-- Start RAW DATA --

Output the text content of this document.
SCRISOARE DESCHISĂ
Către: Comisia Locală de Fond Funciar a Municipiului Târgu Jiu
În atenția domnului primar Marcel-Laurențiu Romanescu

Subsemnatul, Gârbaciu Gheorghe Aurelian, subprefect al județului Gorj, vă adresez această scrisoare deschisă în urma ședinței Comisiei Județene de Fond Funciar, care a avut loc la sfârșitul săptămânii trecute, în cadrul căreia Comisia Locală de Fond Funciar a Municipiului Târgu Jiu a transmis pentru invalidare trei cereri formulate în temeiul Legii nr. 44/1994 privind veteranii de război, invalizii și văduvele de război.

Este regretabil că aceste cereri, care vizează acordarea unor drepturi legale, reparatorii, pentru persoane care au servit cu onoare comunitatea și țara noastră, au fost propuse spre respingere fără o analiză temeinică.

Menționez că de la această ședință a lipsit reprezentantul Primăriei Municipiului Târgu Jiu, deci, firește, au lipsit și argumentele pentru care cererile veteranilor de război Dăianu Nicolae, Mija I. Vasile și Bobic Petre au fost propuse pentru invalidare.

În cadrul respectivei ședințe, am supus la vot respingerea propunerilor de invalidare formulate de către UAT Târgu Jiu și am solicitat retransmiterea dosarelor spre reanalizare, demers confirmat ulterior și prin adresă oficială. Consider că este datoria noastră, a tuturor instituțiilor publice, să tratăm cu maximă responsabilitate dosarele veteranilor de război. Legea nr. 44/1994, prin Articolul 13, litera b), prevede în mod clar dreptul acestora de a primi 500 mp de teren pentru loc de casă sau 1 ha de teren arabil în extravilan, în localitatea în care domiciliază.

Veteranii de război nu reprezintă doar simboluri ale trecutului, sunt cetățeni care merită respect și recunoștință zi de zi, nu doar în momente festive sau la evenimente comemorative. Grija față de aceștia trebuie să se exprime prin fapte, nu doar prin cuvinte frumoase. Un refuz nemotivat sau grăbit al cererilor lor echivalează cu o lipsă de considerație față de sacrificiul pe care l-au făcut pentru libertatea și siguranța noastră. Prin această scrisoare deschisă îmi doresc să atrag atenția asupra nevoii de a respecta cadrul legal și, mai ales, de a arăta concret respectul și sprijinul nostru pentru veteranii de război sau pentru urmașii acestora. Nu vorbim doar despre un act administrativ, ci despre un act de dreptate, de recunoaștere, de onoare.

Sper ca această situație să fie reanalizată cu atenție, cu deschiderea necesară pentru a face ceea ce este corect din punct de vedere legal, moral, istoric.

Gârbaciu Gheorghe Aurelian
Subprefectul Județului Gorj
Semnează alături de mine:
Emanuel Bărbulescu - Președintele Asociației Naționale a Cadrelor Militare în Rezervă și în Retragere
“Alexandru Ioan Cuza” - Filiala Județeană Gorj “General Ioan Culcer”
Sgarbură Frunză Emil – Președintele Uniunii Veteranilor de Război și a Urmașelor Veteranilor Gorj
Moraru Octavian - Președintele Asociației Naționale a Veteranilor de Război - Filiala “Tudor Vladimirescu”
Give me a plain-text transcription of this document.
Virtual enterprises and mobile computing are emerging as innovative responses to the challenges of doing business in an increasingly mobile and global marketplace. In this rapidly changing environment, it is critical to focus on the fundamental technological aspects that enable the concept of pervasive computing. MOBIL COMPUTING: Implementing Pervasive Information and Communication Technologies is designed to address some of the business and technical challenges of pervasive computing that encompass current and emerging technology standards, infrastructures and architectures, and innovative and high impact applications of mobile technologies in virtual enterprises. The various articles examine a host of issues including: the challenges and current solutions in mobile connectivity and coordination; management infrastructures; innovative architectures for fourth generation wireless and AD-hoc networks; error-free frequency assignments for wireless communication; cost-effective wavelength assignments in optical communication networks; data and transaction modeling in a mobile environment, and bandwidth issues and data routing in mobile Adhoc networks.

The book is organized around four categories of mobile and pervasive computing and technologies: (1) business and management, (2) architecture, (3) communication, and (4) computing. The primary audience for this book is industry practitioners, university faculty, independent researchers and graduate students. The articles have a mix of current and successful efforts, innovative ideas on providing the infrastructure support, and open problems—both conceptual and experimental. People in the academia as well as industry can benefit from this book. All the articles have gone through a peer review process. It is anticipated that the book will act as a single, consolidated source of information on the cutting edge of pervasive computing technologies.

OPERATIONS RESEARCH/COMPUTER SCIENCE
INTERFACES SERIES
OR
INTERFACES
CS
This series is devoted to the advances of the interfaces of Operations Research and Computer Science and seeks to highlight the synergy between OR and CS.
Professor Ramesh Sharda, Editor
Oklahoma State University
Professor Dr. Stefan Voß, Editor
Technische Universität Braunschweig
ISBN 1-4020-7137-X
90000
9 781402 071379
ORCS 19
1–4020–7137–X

-- End RAW DATA --

Extract every line from the records above that contains the word "atenția".

» TASK RESULT:
În atenția domnului primar Marcel-Laurențiu Romanescu
Veteranii de război nu reprezintă doar simboluri ale trecutului, sunt cetățeni care merită respect și recunoștință zi de zi, nu doar în momente festive sau la evenimente comemorative. Grija față de aceștia trebuie să se exprime prin fapte, nu doar prin cuvinte frumoase. Un refuz nemotivat sau grăbit al cererilor lor echivalează cu o lipsă de considerație față de sacrificiul pe care l-au făcut pentru libertatea și siguranța noastră. Prin această scrisoare deschisă îmi doresc să atrag atenția asupra nevoii de a respecta cadrul legal și, mai ales, de a arăta concret respectul și sprijinul nostru pentru veteranii de război sau pentru urmașii acestora. Nu vorbim doar despre un act administrativ, ci despre un act de dreptate, de recunoaștere, de onoare.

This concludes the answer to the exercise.